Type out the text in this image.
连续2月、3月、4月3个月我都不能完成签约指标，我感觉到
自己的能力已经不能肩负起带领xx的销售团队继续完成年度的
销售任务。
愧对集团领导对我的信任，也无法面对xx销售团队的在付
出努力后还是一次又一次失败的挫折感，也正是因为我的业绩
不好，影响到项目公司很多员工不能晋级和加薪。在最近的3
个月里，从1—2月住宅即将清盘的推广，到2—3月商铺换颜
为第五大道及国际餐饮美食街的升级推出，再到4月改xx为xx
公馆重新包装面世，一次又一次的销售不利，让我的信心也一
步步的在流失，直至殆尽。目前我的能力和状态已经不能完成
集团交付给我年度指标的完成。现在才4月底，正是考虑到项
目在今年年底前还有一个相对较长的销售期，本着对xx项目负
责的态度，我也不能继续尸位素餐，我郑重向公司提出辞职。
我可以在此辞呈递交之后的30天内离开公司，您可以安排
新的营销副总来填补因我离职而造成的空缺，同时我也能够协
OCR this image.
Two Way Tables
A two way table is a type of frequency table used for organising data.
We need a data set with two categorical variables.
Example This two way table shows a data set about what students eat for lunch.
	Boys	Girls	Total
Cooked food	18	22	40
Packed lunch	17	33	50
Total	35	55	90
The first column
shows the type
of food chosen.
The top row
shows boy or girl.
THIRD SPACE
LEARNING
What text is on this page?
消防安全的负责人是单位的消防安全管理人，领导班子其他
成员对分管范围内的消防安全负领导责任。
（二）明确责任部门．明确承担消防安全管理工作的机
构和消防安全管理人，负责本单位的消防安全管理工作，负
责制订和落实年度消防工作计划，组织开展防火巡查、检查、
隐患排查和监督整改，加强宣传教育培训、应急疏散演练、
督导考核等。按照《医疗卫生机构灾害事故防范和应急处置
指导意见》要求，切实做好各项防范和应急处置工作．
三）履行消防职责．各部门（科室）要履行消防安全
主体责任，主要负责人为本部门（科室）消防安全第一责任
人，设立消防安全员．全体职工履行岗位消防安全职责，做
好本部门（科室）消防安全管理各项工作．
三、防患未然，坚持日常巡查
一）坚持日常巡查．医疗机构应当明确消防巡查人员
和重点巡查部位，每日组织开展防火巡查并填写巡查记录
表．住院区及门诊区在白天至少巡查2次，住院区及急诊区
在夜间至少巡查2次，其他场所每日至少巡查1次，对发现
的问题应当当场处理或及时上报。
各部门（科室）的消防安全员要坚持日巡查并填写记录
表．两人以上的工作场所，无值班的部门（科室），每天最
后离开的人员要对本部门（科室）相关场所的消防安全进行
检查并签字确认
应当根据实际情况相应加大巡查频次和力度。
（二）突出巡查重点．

### WHAT IS BEING ASKED
Quote the data above in full, changing nothing.

### REPLY
Type out the text in this image.
连续2月、3月、4月3个月我都不能完成签约指标，我感觉到
自己的能力已经不能肩负起带领xx的销售团队继续完成年度的
销售任务。
愧对集团领导对我的信任，也无法面对xx销售团队的在付
出努力后还是一次又一次失败的挫折感，也正是因为我的业绩
不好，影响到项目公司很多员工不能晋级和加薪。在最近的3
个月里，从1—2月住宅即将清盘的推广，到2—3月商铺换颜
为第五大道及国际餐饮美食街的升级推出，再到4月改xx为xx
公馆重新包装面世，一次又一次的销售不利，让我的信心也一
步步的在流失，直至殆尽。目前我的能力和状态已经不能完成
集团交付给我年度指标的完成。现在才4月底，正是考虑到项
目在今年年底前还有一个相对较长的销售期，本着对xx项目负
责的态度，我也不能继续尸位素餐，我郑重向公司提出辞职。
我可以在此辞呈递交之后的30天内离开公司，您可以安排
新的营销副总来填补因我离职而造成的空缺，同时我也能够协
OCR this image.
Two Way Tables
A two way table is a type of frequency table used for organising data.
We need a data set with two categorical variables.
Example This two way table shows a data set about what students eat for lunch.
	Boys	Girls	Total
Cooked food	18	22	40
Packed lunch	17	33	50
Total	35	55	90
The first column
shows the type
of food chosen.
The top row
shows boy or girl.
THIRD SPACE
LEARNING
What text is on this page?
消防安全的负责人是单位的消防安全管理人，领导班子其他
成员对分管范围内的消防安全负领导责任。
（二）明确责任部门．明确承担消防安全管理工作的机
构和消防安全管理人，负责本单位的消防安全管理工作，负
责制订和落实年度消防工作计划，组织开展防火巡查、检查、
隐患排查和监督整改，加强宣传教育培训、应急疏散演练、
督导考核等。按照《医疗卫生机构灾害事故防范和应急处置
指导意见》要求，切实做好各项防范和应急处置工作．
三）履行消防职责．各部门（科室）要履行消防安全
主体责任，主要负责人为本部门（科室）消防安全第一责任
人，设立消防安全员．全体职工履行岗位消防安全职责，做
好本部门（科室）消防安全管理各项工作．
三、防患未然，坚持日常巡查
一）坚持日常巡查．医疗机构应当明确消防巡查人员
和重点巡查部位，每日组织开展防火巡查并填写巡查记录
表．住院区及门诊区在白天至少巡查2次，住院区及急诊区
在夜间至少巡查2次，其他场所每日至少巡查1次，对发现
的问题应当当场处理或及时上报。
各部门（科室）的消防安全员要坚持日巡查并填写记录
表．两人以上的工作场所，无值班的部门（科室），每天最
后离开的人员要对本部门（科室）相关场所的消防安全进行
检查并签字确认
应当根据实际情况相应加大巡查频次和力度。
（二）突出巡查重点．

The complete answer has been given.